WHAT YOU SHOULD DO: Gather, from the data below, each line in which the word "than" occurs.

INPUT FOR THIS TASK:

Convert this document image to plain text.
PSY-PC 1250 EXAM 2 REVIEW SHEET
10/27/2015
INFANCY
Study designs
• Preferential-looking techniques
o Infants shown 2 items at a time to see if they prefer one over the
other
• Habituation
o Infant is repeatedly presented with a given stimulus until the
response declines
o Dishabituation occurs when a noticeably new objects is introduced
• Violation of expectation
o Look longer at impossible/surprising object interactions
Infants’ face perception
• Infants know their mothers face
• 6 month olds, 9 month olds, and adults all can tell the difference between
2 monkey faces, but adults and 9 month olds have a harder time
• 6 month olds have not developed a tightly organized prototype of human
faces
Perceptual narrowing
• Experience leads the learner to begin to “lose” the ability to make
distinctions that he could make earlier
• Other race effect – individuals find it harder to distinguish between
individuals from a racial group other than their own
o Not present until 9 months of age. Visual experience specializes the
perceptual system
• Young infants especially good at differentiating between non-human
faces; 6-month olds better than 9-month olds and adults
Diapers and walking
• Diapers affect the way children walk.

RESULT FOR THIS TASK:
individuals from a racial group other than their own
faces; 6-month olds better than 9-month olds and adults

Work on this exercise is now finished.